-- START OF EXERCISE INPUTS --

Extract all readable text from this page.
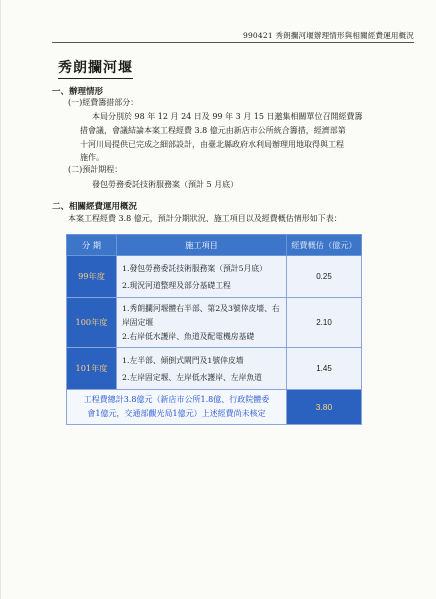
990421 秀朗攔河堰辦理情形與相關經費運用概況
秀朗攔河堰
一、辦理情形
(一)經費籌措部分：
本局分別於 98 年 12 月 24 日及 99 年 3 月 15 日邀集相關單位召開經費籌
措會議，會議結論本案工程經費 3.8 億元由新店市公所統合籌措，經濟部第
十河川局提供已完成之細部設計，由臺北縣政府水利局辦理用地取得與工程
施作。
(二)預計期程：
發包勞務委託技術服務案（預計 5 月底）
二、相關經費運用概況
本案工程經費 3.8 億元，預計分期狀況、施工項目以及經費概估情形如下表：
分 期	施工項目	經費概估（億元）
99年度	1.發包勞務委託技術服務案（預計5月底）
2.現況河道整理及部分基礎工程	0.25
100年度	1.秀朗攔河堰體右半部、第2及3號倖皮墻、右岸固定堰
2.右岸低水護岸、魚道及配電機房基礎	2.10
101年度	1.左半部、傾倒式閘門及1號倖皮墻
2.左岸固定堰、左岸低水護岸、左岸魚道	1.45

工程費總計3.8億元（新店市公所1.8億、行政院體委
會1億元，交通部觀光局1億元）上述經費尚未核定		3.80
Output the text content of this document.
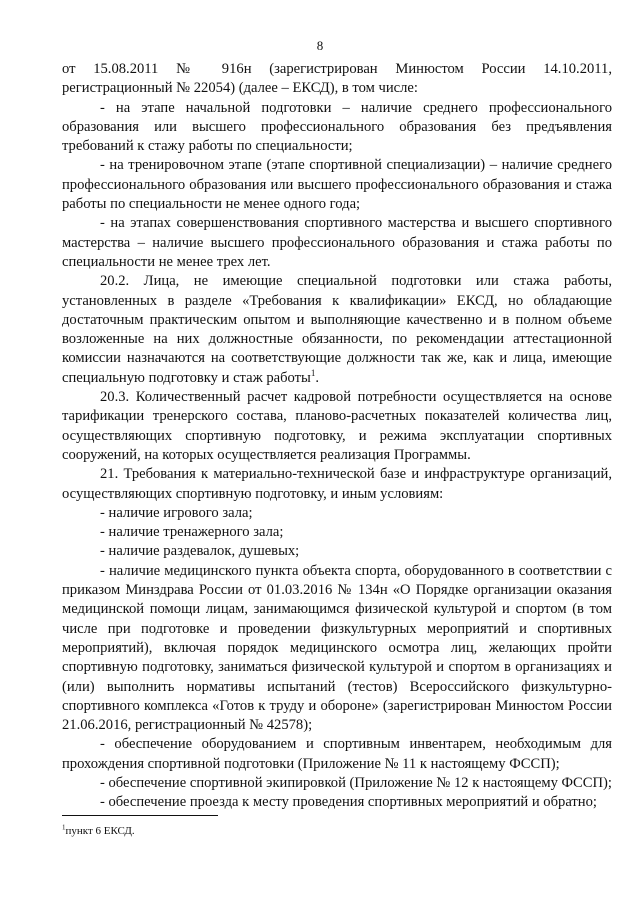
8

от 15.08.2011 № 916н (зарегистрирован Минюстом России 14.10.2011, регистрационный № 22054) (далее – ЕКСД), в том числе:

- на этапе начальной подготовки – наличие среднего профессионального образования или высшего профессионального образования без предъявления требований к стажу работы по специальности;

- на тренировочном этапе (этапе спортивной специализации) – наличие среднего профессионального образования или высшего профессионального образования и стажа работы по специальности не менее одного года;

- на этапах совершенствования спортивного мастерства и высшего спортивного мастерства – наличие высшего профессионального образования и стажа работы по специальности не менее трех лет.

20.2. Лица, не имеющие специальной подготовки или стажа работы, установленных в разделе «Требования к квалификации» ЕКСД, но обладающие достаточным практическим опытом и выполняющие качественно и в полном объеме возложенные на них должностные обязанности, по рекомендации аттестационной комиссии назначаются на соответствующие должности так же, как и лица, имеющие специальную подготовку и стаж работы$^1$.

20.3. Количественный расчет кадровой потребности осуществляется на основе тарификации тренерского состава, планово-расчетных показателей количества лиц, осуществляющих спортивную подготовку, и режима эксплуатации спортивных сооружений, на которых осуществляется реализация Программы.

21. Требования к материально-технической базе и инфраструктуре организаций, осуществляющих спортивную подготовку, и иным условиям:

- наличие игрового зала;

- наличие тренажерного зала;

- наличие раздевалок, душевых;

- наличие медицинского пункта объекта спорта, оборудованного в соответствии с приказом Минздрава России от 01.03.2016 № 134н «О Порядке организации оказания медицинской помощи лицам, занимающимся физической культурой и спортом (в том числе при подготовке и проведении физкультурных мероприятий и спортивных мероприятий), включая порядок медицинского осмотра лиц, желающих пройти спортивную подготовку, заниматься физической культурой и спортом в организациях и (или) выполнить нормативы испытаний (тестов) Всероссийского физкультурно-спортивного комплекса «Готов к труду и обороне» (зарегистрирован Минюстом России 21.06.2016, регистрационный № 42578);

- обеспечение оборудованием и спортивным инвентарем, необходимым для прохождения спортивной подготовки (Приложение № 11 к настоящему ФССП);

- обеспечение спортивной экипировкой (Приложение № 12 к настоящему ФССП);

- обеспечение проезда к месту проведения спортивных мероприятий и обратно;

$^1$пункт 6 ЕКСД.
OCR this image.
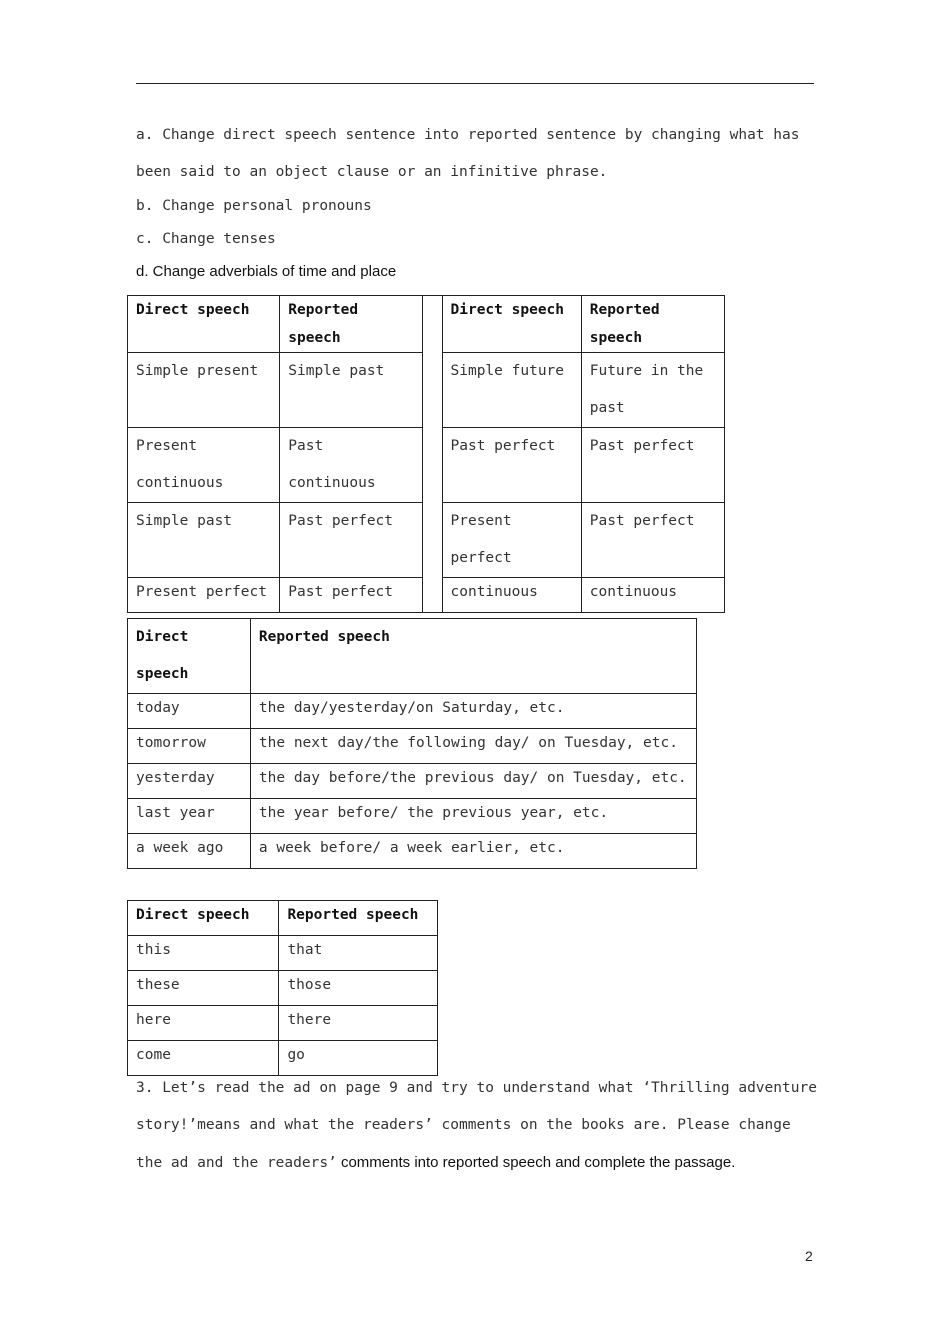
a. Change direct speech sentence into reported sentence by changing what has
been said to an object clause or an infinitive phrase.
b. Change personal pronouns
c. Change tenses
d. Change adverbials of time and place
Direct speech	Reported speech		Direct speech	Reported speech
Simple present	Simple past		Simple future	Future in the
past
Present
continuous	Past continuous		Past perfect	Past perfect
Simple past	Past perfect		Present
perfect	Past perfect
Present perfect	Past perfect		continuous	continuous
Direct
speech	Reported speech
today	the day/yesterday/on Saturday, etc.
tomorrow	the next day/the following day/ on Tuesday, etc.
yesterday	the day before/the previous day/ on Tuesday, etc.
last year	the year before/ the previous year, etc.
a week ago	a week before/ a week earlier, etc.
Direct speech	Reported speech
this	that
these	those
here	there
come	go
3. Let’s read the ad on page 9 and try to understand what ‘Thrilling adventure
story!’means and what the readers’ comments on the books are. Please change
the ad and the readers’ comments into reported speech and complete the passage.
2
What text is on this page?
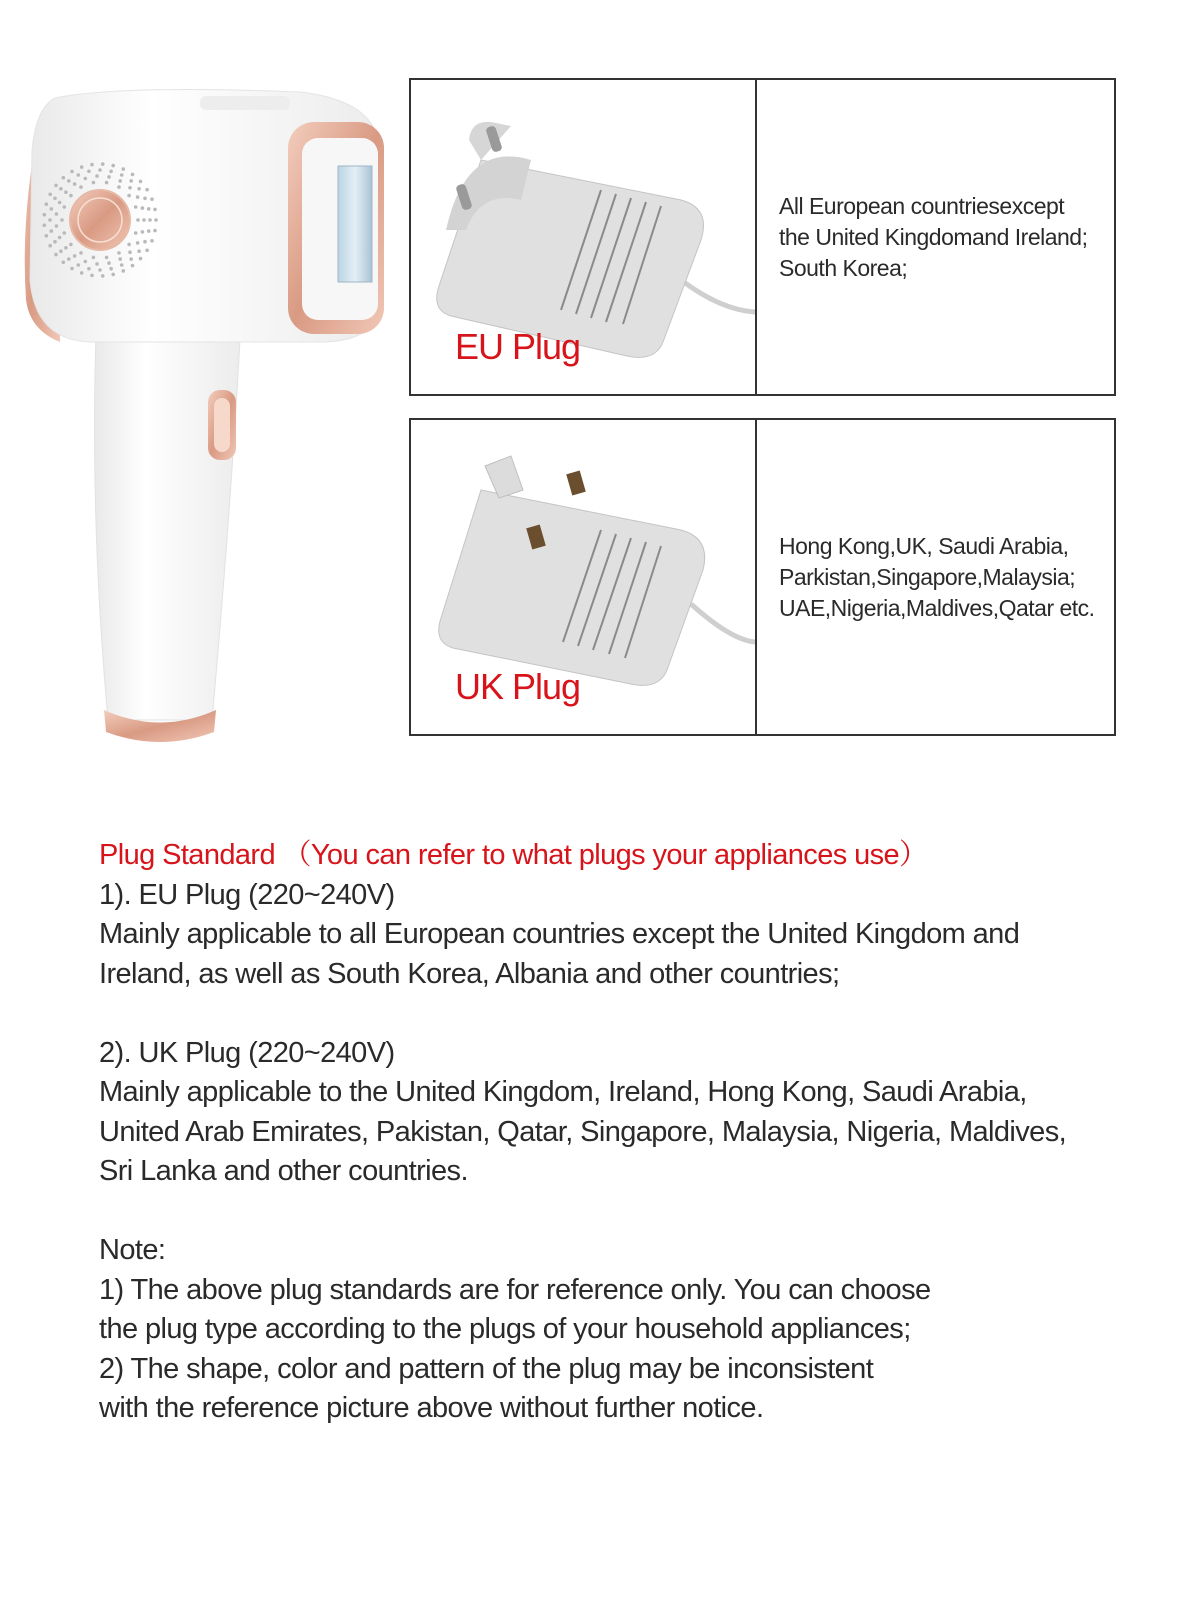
EU Plug
All European countriesexcept
the United Kingdomand Ireland;
South Korea;
UK Plug
Hong Kong,UK, Saudi Arabia,
Parkistan,Singapore,Malaysia;
UAE,Nigeria,Maldives,Qatar etc.
Plug Standard （You can refer to what plugs your appliances use）
1). EU Plug (220~240V)
Mainly applicable to all European countries except the United Kingdom and
Ireland, as well as South Korea, Albania and other countries;
2). UK Plug (220~240V)
Mainly applicable to the United Kingdom, Ireland, Hong Kong, Saudi Arabia,
United Arab Emirates, Pakistan, Qatar, Singapore, Malaysia, Nigeria, Maldives,
Sri Lanka and other countries.
Note:
1) The above plug standards are for reference only. You can choose
the plug type according to the plugs of your household appliances;
2) The shape, color and pattern of the plug may be inconsistent
with the reference picture above without further notice.
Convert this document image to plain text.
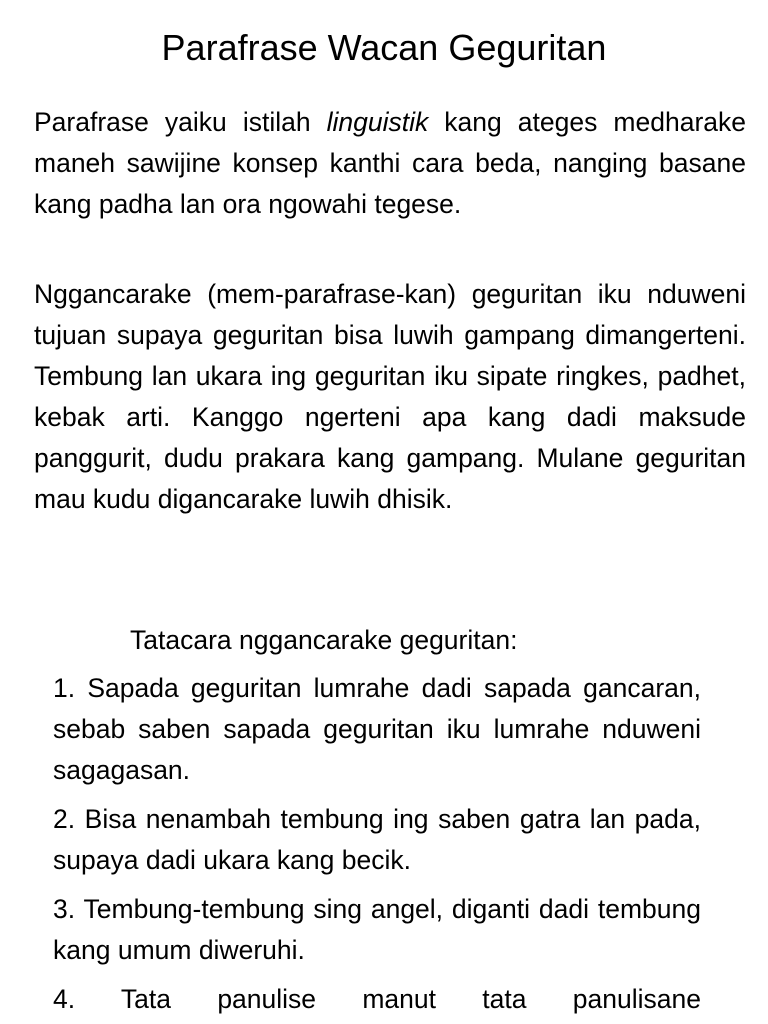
Parafrase Wacan Geguritan

Parafrase yaiku istilah linguistik kang ateges medharake maneh sawijine konsep kanthi cara beda, nanging basane kang padha lan ora ngowahi tegese.

Nggancarake (mem-parafrase-kan) geguritan iku nduweni tujuan supaya geguritan bisa luwih gampang dimangerteni. Tembung lan ukara ing geguritan iku sipate ringkes, padhet, kebak arti. Kanggo ngerteni apa kang dadi maksude panggurit, dudu prakara kang gampang. Mulane geguritan mau kudu digancarake luwih dhisik.

Tatacara nggancarake geguritan:

1. Sapada geguritan lumrahe dadi sapada gancaran, sebab saben sapada geguritan iku lumrahe nduweni sagagasan.
2. Bisa nenambah tembung ing saben gatra lan pada, supaya dadi ukara kang becik.
3. Tembung-tembung sing angel, diganti dadi tembung kang umum diweruhi.
4. Tata panulise manut tata panulisane
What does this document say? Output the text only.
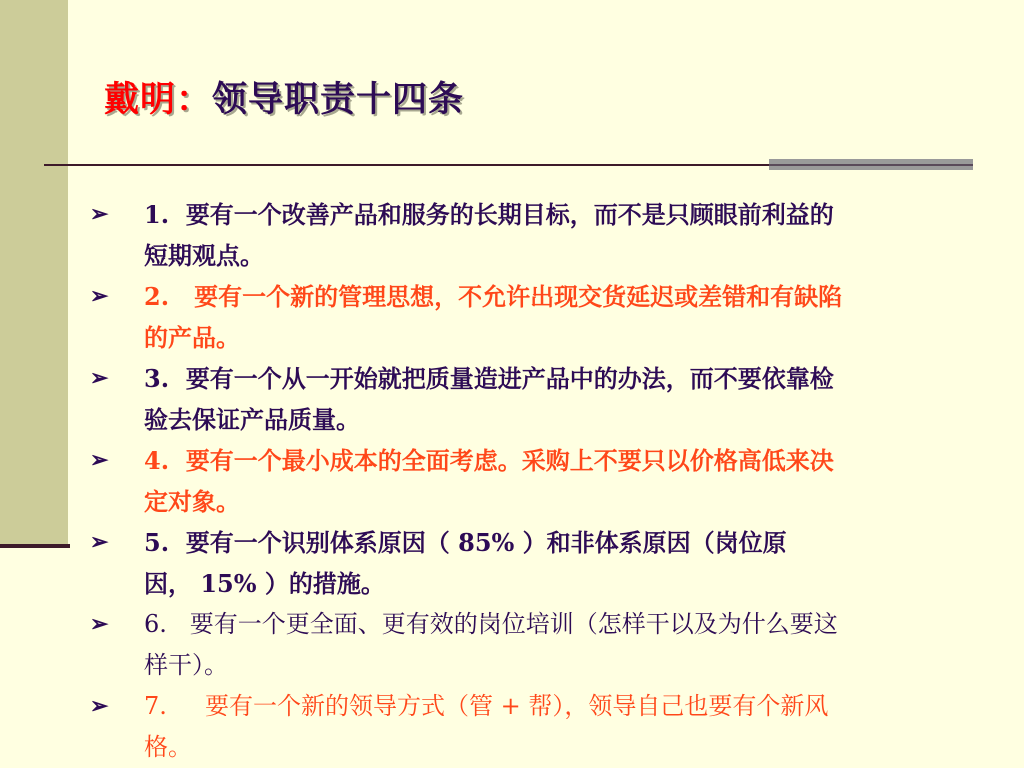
戴明：领导职责十四条
➢ 1.  要有一个改善产品和服务的长期目标，而不是只顾眼前利益的
短期观点。
➢ 2.   要有一个新的管理思想，不允许出现交货延迟或差错和有缺陷
的产品。
➢ 3.  要有一个从一开始就把质量造进产品中的办法，而不要依靠检
验去保证产品质量。
➢ 4.  要有一个最小成本的全面考虑。采购上不要只以价格高低来决
定对象。
➢ 5.  要有一个识别体系原因（ 85% ）和非体系原因（岗位原
因， 15% ）的措施。
➢ 6.   要有一个更全面、更有效的岗位培训（怎样干以及为什么要这
样干）。
➢ 7.     要有一个新的领导方式（管 + 帮），领导自己也要有个新风
格。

-- END OF EXERCISE INPUTS --

## [SET TASK]
How many lines of the data hold the string "Saudi"? Reply with the number alone.

## [SOLUTION TO THIS TASK]
2